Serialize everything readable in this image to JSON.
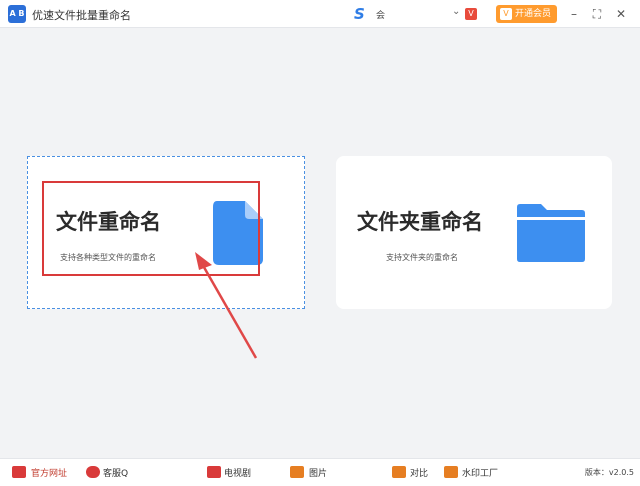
{
  "titlebar": {
    "app_icon_label": "A B",
    "title": "优速文件批量重命名",
    "user_logo": "S",
    "user_name": "会",
    "vip_badge": "V",
    "vip_button_label": "开通会员",
    "vip_button_icon": "V",
    "minimize": "–",
    "maximize": "⛶",
    "close": "✕"
  },
  "cards": {
    "file": {
      "title": "文件重命名",
      "subtitle": "支持各种类型文件的重命名",
      "icon": "file-icon",
      "icon_color": "#3d8ff0"
    },
    "folder": {
      "title": "文件夹重命名",
      "subtitle": "支持文件夹的重命名",
      "icon": "folder-icon",
      "icon_color": "#3d8ff0"
    }
  },
  "bottombar": {
    "website_label": "官方网址",
    "support_label": "客服Q",
    "items": [
      "电视剧",
      "图片",
      "对比",
      "水印工厂"
    ],
    "version": "版本：v2.0.5"
  },
  "colors": {
    "accent": "#3d8ff0",
    "vip": "#ff9b2e",
    "highlight": "#d93a3a"
  }
}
------------------------------------
_Written problem_
Reproduce the material word for word, minus the images.

_Answer to the task_
Serialize everything readable in this image to JSON.
{
  "titlebar": {
    "app_icon_label": "A B",
    "title": "优速文件批量重命名",
    "user_logo": "S",
    "user_name": "会",
    "vip_badge": "V",
    "vip_button_label": "开通会员",
    "vip_button_icon": "V",
    "minimize": "–",
    "maximize": "⛶",
    "close": "✕"
  },
  "cards": {
    "file": {
      "title": "文件重命名",
      "subtitle": "支持各种类型文件的重命名",
      "icon": "file-icon",
      "icon_color": "#3d8ff0"
    },
    "folder": {
      "title": "文件夹重命名",
      "subtitle": "支持文件夹的重命名",
      "icon": "folder-icon",
      "icon_color": "#3d8ff0"
    }
  },
  "bottombar": {
    "website_label": "官方网址",
    "support_label": "客服Q",
    "items": [
      "电视剧",
      "图片",
      "对比",
      "水印工厂"
    ],
    "version": "版本：v2.0.5"
  },
  "colors": {
    "accent": "#3d8ff0",
    "vip": "#ff9b2e",
    "highlight": "#d93a3a"
  }
}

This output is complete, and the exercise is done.